— BEGIN Materials provided —

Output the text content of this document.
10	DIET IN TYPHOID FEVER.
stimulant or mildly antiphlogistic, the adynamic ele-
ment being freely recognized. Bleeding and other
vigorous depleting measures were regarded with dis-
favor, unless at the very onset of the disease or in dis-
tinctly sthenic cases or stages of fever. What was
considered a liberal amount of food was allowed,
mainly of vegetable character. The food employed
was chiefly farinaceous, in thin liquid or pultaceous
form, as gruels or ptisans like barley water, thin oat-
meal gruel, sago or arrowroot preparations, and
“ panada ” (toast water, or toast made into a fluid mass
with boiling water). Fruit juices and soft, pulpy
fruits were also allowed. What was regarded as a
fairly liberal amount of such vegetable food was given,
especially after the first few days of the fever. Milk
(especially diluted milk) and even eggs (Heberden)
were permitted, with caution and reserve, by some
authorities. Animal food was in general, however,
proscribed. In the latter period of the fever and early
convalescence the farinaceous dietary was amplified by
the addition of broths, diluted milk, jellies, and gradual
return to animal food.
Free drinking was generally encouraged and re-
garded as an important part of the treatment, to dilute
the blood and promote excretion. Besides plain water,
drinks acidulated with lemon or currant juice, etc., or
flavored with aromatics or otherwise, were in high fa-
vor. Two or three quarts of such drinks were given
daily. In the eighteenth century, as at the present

— END Materials provided —

→ **Problem to solve**
Scan the entries above for the word "regarded" and collect each line holding it.

→ **Answer for the task**
vigorous depleting measures were regarded with dis-
fruits were also allowed. What was regarded as a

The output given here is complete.